Return every line below in which "object" appears.

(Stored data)
_ _ _ _ _

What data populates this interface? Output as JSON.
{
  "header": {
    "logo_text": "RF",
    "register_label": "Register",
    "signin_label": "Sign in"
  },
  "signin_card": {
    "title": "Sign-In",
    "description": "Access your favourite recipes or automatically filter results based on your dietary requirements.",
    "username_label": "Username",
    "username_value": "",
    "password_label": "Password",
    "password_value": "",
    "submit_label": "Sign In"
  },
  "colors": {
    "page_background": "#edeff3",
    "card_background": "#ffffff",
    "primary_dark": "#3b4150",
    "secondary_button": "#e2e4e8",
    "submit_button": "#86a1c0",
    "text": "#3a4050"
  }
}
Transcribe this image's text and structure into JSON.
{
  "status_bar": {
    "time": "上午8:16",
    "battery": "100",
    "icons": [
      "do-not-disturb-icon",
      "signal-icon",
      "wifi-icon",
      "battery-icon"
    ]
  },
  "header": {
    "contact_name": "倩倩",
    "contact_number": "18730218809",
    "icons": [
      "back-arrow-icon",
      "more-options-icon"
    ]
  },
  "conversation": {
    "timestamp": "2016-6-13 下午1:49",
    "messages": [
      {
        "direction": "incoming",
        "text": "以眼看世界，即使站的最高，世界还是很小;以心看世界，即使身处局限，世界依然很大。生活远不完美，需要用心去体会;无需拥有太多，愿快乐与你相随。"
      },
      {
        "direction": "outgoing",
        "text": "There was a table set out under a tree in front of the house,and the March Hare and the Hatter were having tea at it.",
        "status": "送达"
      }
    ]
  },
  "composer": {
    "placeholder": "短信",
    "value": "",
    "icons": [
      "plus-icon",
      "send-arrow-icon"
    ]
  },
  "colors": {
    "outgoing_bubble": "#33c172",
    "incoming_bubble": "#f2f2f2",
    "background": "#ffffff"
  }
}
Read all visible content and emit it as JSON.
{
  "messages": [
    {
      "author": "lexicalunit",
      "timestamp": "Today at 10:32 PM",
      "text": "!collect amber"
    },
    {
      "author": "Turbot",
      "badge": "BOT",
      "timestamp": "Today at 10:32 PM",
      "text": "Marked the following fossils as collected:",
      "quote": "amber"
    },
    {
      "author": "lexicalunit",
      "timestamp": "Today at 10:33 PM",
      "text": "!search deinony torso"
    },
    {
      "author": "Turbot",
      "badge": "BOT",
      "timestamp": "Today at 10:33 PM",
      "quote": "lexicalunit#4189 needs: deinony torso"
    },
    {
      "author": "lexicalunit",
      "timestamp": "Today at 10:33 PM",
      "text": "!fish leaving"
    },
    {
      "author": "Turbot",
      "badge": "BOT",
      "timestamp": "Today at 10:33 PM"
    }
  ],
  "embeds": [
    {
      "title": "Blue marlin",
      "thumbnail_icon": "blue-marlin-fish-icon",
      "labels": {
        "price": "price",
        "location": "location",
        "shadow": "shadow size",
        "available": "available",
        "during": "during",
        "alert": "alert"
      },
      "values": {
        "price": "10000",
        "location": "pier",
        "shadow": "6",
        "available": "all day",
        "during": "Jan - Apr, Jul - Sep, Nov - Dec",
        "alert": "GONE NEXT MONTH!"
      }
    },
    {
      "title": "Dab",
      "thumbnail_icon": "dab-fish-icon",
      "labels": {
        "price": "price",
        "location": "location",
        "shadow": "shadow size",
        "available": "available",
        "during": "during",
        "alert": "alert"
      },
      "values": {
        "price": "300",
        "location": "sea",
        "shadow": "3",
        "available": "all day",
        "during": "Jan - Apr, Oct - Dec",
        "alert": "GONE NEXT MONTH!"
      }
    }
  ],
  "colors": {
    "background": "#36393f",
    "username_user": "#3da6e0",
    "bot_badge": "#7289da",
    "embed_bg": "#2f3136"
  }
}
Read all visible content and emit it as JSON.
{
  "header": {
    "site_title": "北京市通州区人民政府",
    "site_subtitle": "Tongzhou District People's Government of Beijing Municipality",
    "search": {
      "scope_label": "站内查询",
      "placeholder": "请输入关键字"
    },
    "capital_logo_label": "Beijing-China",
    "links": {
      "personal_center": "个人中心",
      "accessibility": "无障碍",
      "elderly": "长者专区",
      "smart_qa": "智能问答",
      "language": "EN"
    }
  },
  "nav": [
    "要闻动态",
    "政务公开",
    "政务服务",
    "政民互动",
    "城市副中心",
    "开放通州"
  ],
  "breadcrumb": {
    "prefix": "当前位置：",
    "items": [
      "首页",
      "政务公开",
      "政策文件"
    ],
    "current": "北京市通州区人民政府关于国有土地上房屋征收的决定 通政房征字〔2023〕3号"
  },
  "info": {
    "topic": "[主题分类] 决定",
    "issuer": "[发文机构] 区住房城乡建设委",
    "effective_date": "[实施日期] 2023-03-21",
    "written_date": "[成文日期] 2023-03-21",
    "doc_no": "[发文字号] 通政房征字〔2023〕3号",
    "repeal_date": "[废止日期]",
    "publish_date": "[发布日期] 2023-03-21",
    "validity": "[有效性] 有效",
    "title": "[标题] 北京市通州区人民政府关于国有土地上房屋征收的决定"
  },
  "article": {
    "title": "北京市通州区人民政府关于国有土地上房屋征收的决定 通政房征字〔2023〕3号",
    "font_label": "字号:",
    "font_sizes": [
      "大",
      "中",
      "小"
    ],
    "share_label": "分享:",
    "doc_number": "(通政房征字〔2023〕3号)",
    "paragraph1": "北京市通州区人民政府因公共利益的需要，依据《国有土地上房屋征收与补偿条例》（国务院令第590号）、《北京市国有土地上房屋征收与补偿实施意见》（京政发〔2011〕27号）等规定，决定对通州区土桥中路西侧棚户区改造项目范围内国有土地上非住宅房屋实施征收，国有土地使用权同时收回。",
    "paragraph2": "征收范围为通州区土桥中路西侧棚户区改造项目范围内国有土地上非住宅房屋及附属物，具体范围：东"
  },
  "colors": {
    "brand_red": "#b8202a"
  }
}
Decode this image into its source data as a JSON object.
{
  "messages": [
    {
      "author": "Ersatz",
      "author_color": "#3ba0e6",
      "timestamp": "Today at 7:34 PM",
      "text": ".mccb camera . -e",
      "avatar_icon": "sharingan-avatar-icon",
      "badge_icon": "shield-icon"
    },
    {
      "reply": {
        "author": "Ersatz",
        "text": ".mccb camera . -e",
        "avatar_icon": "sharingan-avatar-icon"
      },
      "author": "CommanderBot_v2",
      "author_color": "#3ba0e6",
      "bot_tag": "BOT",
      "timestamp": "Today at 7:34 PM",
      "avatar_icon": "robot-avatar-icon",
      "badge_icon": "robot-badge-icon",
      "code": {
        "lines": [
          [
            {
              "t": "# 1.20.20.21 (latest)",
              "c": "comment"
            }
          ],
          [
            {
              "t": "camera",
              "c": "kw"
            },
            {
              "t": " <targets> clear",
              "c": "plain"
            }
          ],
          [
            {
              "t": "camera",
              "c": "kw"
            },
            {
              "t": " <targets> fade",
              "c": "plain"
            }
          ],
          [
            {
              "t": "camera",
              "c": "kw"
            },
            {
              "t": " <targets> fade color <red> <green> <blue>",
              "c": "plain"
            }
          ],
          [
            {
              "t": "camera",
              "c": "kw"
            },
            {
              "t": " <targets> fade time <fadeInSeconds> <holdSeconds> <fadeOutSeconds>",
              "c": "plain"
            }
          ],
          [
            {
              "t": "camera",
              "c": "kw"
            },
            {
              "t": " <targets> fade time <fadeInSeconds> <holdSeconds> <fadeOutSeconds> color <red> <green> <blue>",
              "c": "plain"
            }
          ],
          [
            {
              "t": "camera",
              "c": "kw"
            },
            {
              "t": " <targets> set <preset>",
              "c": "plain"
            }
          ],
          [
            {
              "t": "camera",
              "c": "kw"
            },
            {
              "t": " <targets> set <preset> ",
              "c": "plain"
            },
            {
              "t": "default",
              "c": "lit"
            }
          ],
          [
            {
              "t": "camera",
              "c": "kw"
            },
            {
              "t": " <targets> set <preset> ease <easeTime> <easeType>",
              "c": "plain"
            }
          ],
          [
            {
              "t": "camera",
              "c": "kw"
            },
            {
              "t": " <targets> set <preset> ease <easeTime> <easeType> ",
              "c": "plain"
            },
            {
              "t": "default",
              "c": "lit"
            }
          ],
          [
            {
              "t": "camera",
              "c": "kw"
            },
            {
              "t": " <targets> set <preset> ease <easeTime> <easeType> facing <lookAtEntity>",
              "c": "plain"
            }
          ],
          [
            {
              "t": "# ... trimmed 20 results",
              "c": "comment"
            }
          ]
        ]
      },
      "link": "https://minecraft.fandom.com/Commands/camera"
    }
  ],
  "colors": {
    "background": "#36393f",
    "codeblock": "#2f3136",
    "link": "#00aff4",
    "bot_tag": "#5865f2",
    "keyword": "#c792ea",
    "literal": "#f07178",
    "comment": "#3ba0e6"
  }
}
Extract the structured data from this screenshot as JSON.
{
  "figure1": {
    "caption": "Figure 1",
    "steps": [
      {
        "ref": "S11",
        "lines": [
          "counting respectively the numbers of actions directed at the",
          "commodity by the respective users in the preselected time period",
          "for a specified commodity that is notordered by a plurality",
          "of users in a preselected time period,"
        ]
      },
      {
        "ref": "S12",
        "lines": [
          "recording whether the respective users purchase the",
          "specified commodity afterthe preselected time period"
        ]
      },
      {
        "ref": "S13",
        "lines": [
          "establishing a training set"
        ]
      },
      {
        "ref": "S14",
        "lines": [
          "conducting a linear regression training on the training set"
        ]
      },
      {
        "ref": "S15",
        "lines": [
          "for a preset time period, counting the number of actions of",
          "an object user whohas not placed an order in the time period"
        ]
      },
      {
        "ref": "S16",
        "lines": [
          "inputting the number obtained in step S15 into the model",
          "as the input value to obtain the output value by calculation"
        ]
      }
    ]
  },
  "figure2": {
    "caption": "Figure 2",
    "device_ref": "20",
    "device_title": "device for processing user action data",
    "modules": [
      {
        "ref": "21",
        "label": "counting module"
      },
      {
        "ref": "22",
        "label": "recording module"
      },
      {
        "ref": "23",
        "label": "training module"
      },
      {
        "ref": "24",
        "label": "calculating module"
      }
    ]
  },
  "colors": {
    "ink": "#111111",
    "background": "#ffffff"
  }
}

_ _ _ _ _

• _Answer to the task_:
Decode this image into its source data as a JSON object.
          "an object user whohas not placed an order in the time period"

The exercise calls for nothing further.